[Start MATERIAL FOR THIS TASK]

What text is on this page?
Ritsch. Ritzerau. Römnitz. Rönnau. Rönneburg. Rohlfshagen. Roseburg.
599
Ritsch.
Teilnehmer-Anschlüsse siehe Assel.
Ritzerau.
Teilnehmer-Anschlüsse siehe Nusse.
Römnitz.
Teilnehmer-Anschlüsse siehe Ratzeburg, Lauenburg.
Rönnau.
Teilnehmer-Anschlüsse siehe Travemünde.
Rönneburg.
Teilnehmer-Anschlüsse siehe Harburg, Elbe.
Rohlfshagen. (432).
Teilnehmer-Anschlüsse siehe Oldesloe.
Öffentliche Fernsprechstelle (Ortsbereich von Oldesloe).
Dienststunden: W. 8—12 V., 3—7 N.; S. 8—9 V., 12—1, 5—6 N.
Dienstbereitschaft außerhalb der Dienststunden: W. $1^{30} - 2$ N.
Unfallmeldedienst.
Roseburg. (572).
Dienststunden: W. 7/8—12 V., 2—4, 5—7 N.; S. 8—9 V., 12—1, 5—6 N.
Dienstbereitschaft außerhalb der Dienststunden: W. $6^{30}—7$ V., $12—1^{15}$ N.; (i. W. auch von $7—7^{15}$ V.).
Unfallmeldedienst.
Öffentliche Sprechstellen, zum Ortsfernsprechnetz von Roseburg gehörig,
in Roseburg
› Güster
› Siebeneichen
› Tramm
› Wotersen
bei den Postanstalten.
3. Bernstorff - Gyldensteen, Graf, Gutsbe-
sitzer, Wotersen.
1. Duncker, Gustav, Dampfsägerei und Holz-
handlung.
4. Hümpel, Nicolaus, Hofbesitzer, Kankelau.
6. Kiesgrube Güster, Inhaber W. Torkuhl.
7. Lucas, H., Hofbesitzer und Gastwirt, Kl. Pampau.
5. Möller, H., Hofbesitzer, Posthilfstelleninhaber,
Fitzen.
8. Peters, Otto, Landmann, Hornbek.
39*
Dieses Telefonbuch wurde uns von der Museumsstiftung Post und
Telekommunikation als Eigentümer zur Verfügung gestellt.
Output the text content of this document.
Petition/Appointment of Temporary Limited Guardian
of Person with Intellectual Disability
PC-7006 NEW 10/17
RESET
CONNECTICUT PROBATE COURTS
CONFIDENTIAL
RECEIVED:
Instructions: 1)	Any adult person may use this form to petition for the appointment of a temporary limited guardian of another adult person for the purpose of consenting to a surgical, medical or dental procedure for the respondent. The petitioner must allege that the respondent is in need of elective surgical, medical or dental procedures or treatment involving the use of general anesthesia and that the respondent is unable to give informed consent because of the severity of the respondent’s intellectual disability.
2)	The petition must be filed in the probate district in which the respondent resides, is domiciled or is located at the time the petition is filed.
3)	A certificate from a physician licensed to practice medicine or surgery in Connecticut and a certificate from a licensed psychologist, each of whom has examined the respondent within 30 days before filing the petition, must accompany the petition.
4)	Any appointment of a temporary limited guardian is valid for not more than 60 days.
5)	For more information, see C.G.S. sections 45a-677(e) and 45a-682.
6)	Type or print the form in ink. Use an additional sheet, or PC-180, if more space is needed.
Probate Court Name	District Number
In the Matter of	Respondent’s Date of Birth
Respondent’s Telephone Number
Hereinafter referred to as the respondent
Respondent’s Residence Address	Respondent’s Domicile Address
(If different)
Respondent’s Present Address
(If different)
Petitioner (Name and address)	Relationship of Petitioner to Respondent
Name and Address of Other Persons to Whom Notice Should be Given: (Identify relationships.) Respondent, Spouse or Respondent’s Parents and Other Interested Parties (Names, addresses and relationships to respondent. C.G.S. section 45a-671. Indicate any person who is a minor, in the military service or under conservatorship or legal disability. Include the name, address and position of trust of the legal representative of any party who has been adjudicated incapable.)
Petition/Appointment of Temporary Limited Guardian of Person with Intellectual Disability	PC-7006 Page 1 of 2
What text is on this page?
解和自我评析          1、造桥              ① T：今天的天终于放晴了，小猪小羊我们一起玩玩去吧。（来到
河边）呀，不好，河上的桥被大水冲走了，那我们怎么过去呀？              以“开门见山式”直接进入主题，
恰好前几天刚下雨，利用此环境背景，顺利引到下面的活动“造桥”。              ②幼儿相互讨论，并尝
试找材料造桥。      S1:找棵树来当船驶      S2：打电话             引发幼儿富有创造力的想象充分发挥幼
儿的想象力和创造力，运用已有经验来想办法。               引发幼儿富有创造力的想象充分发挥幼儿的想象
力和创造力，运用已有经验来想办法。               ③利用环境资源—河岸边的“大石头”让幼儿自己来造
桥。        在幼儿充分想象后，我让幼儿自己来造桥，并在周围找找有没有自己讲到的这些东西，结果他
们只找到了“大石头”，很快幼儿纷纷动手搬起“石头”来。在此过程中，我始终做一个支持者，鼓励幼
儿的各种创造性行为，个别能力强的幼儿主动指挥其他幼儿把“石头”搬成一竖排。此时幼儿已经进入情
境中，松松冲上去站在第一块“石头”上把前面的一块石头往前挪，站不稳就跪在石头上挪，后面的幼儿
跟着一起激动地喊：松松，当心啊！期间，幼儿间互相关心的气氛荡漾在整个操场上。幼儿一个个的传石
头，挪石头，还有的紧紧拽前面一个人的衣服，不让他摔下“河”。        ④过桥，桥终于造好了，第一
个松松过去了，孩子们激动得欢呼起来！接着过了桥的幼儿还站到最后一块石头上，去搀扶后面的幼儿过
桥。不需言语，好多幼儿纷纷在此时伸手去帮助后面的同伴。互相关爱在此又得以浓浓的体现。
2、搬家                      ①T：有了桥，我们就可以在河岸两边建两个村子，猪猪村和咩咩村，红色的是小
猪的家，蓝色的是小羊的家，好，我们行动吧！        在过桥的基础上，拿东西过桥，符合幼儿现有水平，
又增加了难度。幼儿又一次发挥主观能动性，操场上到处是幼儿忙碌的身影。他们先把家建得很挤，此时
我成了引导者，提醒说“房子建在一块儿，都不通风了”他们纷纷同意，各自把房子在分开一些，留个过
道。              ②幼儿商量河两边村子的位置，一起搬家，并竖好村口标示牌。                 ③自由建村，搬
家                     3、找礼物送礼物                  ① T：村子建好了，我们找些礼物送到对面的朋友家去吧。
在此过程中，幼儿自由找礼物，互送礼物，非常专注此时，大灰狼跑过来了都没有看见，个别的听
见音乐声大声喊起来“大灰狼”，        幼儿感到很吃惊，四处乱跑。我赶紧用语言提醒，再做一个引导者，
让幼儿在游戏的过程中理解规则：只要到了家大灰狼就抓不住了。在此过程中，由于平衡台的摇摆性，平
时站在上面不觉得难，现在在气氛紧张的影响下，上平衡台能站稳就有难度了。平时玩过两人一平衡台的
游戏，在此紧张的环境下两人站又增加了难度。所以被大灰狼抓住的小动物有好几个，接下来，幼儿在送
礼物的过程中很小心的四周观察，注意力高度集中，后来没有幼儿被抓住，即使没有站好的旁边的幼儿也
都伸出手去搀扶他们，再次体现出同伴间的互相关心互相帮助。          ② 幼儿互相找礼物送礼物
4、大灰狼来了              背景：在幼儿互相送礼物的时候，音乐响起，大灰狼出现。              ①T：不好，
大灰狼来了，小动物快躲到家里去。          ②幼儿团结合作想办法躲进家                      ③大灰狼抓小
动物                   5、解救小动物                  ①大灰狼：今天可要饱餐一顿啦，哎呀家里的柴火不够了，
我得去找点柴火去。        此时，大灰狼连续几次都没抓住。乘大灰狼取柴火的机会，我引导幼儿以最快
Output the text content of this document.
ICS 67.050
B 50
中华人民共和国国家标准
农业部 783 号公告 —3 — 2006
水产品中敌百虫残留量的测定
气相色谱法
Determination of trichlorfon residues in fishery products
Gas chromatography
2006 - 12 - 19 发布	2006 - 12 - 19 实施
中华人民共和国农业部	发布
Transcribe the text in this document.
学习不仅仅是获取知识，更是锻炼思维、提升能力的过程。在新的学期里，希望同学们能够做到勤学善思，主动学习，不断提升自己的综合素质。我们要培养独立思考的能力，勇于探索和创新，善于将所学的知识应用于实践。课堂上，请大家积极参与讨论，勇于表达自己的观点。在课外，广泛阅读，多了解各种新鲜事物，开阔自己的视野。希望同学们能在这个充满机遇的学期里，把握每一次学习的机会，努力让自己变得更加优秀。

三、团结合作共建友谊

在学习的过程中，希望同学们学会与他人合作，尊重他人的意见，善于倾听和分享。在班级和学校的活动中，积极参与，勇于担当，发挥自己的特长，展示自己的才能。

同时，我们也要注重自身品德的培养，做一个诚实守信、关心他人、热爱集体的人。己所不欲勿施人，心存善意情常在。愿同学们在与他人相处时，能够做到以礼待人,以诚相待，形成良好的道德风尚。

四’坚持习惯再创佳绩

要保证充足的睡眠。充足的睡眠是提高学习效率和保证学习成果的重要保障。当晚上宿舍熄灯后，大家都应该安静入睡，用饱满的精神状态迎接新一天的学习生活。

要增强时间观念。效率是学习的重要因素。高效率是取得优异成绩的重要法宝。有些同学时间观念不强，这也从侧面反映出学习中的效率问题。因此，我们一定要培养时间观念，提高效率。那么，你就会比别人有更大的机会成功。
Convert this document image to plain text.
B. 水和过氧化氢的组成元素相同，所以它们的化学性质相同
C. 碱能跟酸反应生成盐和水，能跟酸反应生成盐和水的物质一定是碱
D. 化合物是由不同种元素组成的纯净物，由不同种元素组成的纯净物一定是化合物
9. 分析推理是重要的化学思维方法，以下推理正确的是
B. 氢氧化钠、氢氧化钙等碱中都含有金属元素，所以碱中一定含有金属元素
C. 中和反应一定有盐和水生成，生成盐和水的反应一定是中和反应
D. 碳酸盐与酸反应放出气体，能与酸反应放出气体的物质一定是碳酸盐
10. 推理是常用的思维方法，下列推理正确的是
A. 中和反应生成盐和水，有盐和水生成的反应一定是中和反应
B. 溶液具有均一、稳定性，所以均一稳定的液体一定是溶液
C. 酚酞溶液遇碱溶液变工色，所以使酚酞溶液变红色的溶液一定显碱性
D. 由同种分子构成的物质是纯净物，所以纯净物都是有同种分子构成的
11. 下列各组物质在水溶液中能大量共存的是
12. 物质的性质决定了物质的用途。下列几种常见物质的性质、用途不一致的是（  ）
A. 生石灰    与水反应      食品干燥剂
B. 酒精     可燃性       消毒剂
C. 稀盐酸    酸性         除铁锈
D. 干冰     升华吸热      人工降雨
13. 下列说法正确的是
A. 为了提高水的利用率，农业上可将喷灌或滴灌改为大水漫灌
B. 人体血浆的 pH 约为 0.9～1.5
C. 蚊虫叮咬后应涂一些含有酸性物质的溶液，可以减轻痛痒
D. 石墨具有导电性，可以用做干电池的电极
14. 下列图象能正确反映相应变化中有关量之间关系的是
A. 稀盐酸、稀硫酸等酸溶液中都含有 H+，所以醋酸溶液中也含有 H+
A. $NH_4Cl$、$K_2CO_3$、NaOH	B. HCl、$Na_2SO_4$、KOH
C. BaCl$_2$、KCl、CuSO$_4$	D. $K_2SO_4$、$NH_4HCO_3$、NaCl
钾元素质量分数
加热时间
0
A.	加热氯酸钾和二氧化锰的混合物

[End MATERIAL FOR THIS TASK]

__WHAT YOU WILL DO__
Repeat, without change, each line of the data above from the one that contains "Transcribe the text in this document." through the final line, counting both.

__THE COMPLETED TASK__
Transcribe the text in this document.
学习不仅仅是获取知识，更是锻炼思维、提升能力的过程。在新的学期里，希望同学们能够做到勤学善思，主动学习，不断提升自己的综合素质。我们要培养独立思考的能力，勇于探索和创新，善于将所学的知识应用于实践。课堂上，请大家积极参与讨论，勇于表达自己的观点。在课外，广泛阅读，多了解各种新鲜事物，开阔自己的视野。希望同学们能在这个充满机遇的学期里，把握每一次学习的机会，努力让自己变得更加优秀。

三、团结合作共建友谊

在学习的过程中，希望同学们学会与他人合作，尊重他人的意见，善于倾听和分享。在班级和学校的活动中，积极参与，勇于担当，发挥自己的特长，展示自己的才能。

同时，我们也要注重自身品德的培养，做一个诚实守信、关心他人、热爱集体的人。己所不欲勿施人，心存善意情常在。愿同学们在与他人相处时，能够做到以礼待人,以诚相待，形成良好的道德风尚。

四’坚持习惯再创佳绩

要保证充足的睡眠。充足的睡眠是提高学习效率和保证学习成果的重要保障。当晚上宿舍熄灯后，大家都应该安静入睡，用饱满的精神状态迎接新一天的学习生活。

要增强时间观念。效率是学习的重要因素。高效率是取得优异成绩的重要法宝。有些同学时间观念不强，这也从侧面反映出学习中的效率问题。因此，我们一定要培养时间观念，提高效率。那么，你就会比别人有更大的机会成功。
Convert this document image to plain text.
B. 水和过氧化氢的组成元素相同，所以它们的化学性质相同
C. 碱能跟酸反应生成盐和水，能跟酸反应生成盐和水的物质一定是碱
D. 化合物是由不同种元素组成的纯净物，由不同种元素组成的纯净物一定是化合物
9. 分析推理是重要的化学思维方法，以下推理正确的是
B. 氢氧化钠、氢氧化钙等碱中都含有金属元素，所以碱中一定含有金属元素
C. 中和反应一定有盐和水生成，生成盐和水的反应一定是中和反应
D. 碳酸盐与酸反应放出气体，能与酸反应放出气体的物质一定是碳酸盐
10. 推理是常用的思维方法，下列推理正确的是
A. 中和反应生成盐和水，有盐和水生成的反应一定是中和反应
B. 溶液具有均一、稳定性，所以均一稳定的液体一定是溶液
C. 酚酞溶液遇碱溶液变工色，所以使酚酞溶液变红色的溶液一定显碱性
D. 由同种分子构成的物质是纯净物，所以纯净物都是有同种分子构成的
11. 下列各组物质在水溶液中能大量共存的是
12. 物质的性质决定了物质的用途。下列几种常见物质的性质、用途不一致的是（  ）
A. 生石灰    与水反应      食品干燥剂
B. 酒精     可燃性       消毒剂
C. 稀盐酸    酸性         除铁锈
D. 干冰     升华吸热      人工降雨
13. 下列说法正确的是
A. 为了提高水的利用率，农业上可将喷灌或滴灌改为大水漫灌
B. 人体血浆的 pH 约为 0.9～1.5
C. 蚊虫叮咬后应涂一些含有酸性物质的溶液，可以减轻痛痒
D. 石墨具有导电性，可以用做干电池的电极
14. 下列图象能正确反映相应变化中有关量之间关系的是
A. 稀盐酸、稀硫酸等酸溶液中都含有 H+，所以醋酸溶液中也含有 H+
A. $NH_4Cl$、$K_2CO_3$、NaOH	B. HCl、$Na_2SO_4$、KOH
C. BaCl$_2$、KCl、CuSO$_4$	D. $K_2SO_4$、$NH_4HCO_3$、NaCl
钾元素质量分数
加热时间
0
A.	加热氯酸钾和二氧化锰的混合物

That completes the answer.